[Collected data]
--*--

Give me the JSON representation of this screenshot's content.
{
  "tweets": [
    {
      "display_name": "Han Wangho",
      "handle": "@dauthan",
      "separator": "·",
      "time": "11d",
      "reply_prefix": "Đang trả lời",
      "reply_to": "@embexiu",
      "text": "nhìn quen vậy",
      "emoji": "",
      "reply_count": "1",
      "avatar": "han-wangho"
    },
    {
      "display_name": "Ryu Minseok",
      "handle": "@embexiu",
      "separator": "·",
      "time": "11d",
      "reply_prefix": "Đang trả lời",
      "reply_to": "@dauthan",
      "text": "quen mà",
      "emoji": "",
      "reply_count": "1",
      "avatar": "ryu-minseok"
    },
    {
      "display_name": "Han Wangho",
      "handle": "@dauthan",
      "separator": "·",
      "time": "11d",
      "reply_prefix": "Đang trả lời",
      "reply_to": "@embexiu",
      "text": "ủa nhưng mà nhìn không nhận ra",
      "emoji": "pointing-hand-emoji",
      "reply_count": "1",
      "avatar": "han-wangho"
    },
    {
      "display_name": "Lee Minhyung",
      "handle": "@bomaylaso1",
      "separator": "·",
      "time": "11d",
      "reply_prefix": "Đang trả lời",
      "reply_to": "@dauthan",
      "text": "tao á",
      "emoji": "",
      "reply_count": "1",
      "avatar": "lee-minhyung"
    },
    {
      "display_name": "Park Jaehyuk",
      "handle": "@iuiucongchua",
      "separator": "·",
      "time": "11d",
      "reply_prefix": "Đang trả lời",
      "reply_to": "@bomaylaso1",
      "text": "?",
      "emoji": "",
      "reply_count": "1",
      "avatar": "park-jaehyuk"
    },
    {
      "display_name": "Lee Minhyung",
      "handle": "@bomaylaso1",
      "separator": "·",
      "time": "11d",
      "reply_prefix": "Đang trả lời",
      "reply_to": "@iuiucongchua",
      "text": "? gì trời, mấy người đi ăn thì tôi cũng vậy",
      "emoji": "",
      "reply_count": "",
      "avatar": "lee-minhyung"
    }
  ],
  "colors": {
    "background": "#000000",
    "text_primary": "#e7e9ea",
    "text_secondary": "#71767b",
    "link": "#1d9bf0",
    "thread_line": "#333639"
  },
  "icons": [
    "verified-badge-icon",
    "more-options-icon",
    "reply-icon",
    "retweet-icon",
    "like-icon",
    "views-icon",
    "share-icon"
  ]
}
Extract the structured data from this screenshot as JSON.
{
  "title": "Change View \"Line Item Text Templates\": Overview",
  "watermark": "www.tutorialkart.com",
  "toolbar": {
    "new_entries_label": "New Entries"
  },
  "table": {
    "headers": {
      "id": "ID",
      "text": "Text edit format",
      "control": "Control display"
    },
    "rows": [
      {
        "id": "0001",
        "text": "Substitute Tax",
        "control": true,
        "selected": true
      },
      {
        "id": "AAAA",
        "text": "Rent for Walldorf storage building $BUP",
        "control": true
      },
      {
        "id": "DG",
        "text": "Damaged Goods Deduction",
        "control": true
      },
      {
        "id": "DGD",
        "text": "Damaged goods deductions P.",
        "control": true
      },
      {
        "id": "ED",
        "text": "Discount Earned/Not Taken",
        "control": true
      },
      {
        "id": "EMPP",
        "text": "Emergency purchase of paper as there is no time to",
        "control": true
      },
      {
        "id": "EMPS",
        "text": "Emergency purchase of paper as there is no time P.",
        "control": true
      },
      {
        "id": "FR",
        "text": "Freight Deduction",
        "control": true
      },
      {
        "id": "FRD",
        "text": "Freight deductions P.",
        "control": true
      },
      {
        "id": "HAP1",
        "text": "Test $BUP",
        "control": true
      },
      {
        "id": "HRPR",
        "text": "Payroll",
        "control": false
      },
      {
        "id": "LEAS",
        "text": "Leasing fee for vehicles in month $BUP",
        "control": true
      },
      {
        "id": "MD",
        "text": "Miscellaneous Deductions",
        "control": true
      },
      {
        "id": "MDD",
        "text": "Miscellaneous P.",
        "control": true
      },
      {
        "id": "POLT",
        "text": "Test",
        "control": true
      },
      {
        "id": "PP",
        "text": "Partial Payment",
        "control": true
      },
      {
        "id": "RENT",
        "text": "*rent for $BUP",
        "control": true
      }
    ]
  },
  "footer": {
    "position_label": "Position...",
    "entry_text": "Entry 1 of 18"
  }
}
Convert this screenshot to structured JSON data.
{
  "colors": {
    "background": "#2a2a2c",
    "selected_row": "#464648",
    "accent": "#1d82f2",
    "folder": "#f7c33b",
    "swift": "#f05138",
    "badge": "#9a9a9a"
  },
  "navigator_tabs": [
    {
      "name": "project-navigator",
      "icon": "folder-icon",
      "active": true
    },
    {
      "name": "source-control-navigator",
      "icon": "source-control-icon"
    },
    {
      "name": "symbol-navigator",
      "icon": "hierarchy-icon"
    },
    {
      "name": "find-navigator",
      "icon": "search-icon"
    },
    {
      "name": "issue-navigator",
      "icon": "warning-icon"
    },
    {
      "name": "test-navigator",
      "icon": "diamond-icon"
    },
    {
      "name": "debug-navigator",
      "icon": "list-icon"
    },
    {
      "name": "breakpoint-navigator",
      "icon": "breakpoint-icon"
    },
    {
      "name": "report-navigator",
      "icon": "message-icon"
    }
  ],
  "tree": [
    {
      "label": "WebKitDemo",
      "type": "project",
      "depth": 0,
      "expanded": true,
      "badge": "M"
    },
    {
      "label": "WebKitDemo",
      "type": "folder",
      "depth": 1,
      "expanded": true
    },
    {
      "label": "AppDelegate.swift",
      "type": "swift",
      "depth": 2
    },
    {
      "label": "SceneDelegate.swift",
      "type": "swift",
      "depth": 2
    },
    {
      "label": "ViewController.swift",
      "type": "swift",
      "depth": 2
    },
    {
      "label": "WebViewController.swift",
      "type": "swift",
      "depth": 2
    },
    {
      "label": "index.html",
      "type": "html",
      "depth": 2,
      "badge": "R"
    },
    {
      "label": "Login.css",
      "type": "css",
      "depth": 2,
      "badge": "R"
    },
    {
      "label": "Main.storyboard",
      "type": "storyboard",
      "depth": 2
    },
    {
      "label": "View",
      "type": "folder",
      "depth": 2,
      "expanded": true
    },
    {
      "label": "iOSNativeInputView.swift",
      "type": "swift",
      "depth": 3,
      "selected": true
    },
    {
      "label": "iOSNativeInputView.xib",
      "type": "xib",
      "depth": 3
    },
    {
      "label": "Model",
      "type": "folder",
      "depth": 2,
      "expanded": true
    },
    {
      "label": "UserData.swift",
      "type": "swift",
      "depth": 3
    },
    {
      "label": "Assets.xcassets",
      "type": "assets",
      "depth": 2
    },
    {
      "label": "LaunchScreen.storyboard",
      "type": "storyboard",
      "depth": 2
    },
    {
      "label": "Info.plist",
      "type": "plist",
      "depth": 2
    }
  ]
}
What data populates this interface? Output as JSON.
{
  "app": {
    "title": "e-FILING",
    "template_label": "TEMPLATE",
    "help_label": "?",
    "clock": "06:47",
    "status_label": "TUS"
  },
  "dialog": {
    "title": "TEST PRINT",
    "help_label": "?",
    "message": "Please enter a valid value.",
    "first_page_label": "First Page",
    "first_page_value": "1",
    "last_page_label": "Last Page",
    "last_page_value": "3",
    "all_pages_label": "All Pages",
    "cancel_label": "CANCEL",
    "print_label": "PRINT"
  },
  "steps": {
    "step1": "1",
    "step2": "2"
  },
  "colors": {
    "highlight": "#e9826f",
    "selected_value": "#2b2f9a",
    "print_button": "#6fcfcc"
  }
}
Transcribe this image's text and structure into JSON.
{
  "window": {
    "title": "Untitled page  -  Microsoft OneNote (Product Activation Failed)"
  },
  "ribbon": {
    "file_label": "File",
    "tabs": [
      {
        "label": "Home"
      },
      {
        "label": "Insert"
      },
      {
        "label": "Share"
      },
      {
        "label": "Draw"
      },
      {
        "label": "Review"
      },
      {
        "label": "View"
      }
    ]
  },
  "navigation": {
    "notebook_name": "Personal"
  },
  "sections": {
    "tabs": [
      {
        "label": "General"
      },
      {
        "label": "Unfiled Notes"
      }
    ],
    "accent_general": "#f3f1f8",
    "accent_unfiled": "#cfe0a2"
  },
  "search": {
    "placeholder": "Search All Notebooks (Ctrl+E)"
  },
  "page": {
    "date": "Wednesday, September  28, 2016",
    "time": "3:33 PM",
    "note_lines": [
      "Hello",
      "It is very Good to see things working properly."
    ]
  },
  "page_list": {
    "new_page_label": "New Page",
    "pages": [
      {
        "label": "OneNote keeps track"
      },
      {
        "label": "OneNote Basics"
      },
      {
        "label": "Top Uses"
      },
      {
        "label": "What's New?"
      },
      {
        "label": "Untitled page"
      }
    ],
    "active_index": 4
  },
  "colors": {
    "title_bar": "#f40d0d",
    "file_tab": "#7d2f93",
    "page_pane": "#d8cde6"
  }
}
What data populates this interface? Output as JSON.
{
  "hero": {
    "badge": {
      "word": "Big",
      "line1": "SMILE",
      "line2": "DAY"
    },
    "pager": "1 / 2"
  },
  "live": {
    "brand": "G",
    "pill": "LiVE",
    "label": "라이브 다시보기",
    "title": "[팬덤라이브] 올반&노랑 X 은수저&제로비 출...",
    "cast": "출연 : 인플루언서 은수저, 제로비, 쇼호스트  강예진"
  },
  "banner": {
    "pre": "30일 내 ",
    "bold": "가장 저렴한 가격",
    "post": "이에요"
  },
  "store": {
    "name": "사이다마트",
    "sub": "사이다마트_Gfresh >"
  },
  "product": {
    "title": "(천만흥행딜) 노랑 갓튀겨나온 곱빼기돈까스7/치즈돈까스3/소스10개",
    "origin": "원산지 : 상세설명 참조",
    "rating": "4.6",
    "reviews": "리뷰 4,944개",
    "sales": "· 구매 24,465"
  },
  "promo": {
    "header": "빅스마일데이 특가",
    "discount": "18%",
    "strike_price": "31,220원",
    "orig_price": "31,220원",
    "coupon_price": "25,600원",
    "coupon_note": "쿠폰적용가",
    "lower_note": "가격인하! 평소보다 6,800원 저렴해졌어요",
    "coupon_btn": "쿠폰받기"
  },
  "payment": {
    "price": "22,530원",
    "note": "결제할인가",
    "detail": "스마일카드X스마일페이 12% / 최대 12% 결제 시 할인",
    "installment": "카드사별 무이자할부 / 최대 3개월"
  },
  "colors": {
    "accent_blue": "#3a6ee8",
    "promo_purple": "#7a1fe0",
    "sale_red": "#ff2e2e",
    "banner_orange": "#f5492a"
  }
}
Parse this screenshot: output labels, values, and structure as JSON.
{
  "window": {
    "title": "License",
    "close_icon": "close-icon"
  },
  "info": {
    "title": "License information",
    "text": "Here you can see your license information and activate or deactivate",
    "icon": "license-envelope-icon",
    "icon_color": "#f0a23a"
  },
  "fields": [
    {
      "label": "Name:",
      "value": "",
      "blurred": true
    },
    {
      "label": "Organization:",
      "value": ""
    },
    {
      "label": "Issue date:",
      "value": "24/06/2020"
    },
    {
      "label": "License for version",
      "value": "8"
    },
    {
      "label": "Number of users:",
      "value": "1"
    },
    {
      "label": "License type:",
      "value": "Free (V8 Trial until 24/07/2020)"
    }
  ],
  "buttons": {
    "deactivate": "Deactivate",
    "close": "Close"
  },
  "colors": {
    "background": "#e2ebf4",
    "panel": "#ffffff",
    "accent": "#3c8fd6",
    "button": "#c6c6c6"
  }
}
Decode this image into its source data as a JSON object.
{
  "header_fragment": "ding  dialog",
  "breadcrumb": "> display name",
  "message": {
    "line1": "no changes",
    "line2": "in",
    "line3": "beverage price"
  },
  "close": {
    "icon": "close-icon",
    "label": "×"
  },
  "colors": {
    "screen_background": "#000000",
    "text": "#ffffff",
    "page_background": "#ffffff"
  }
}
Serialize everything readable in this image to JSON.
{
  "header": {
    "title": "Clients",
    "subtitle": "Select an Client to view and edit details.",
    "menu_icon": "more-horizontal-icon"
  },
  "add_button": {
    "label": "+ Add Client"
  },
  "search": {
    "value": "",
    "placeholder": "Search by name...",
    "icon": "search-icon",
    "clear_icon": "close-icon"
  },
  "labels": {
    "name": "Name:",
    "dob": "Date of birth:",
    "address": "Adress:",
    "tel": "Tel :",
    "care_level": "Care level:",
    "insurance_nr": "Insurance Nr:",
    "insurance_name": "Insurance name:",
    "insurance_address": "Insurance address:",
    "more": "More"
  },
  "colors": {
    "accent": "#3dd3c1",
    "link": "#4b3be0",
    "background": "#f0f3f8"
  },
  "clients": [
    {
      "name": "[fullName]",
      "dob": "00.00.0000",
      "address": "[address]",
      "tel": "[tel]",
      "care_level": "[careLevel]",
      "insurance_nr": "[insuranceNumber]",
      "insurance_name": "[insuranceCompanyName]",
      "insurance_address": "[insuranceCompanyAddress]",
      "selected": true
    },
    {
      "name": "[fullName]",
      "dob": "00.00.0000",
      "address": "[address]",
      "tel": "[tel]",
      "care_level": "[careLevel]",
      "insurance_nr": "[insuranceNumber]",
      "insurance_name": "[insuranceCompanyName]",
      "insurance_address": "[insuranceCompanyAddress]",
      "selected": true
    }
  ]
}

--*--

**Task to carry out**
Beginning at the line that holds "Serialize everything readable", reproduce each line of the records above down to and including the last one.

**The completed task**
Serialize everything readable in this image to JSON.
{
  "header": {
    "title": "Clients",
    "subtitle": "Select an Client to view and edit details.",
    "menu_icon": "more-horizontal-icon"
  },
  "add_button": {
    "label": "+ Add Client"
  },
  "search": {
    "value": "",
    "placeholder": "Search by name...",
    "icon": "search-icon",
    "clear_icon": "close-icon"
  },
  "labels": {
    "name": "Name:",
    "dob": "Date of birth:",
    "address": "Adress:",
    "tel": "Tel :",
    "care_level": "Care level:",
    "insurance_nr": "Insurance Nr:",
    "insurance_name": "Insurance name:",
    "insurance_address": "Insurance address:",
    "more": "More"
  },
  "colors": {
    "accent": "#3dd3c1",
    "link": "#4b3be0",
    "background": "#f0f3f8"
  },
  "clients": [
    {
      "name": "[fullName]",
      "dob": "00.00.0000",
      "address": "[address]",
      "tel": "[tel]",
      "care_level": "[careLevel]",
      "insurance_nr": "[insuranceNumber]",
      "insurance_name": "[insuranceCompanyName]",
      "insurance_address": "[insuranceCompanyAddress]",
      "selected": true
    },
    {
      "name": "[fullName]",
      "dob": "00.00.0000",
      "address": "[address]",
      "tel": "[tel]",
      "care_level": "[careLevel]",
      "insurance_nr": "[insuranceNumber]",
      "insurance_name": "[insuranceCompanyName]",
      "insurance_address": "[insuranceCompanyAddress]",
      "selected": true
    }
  ]
}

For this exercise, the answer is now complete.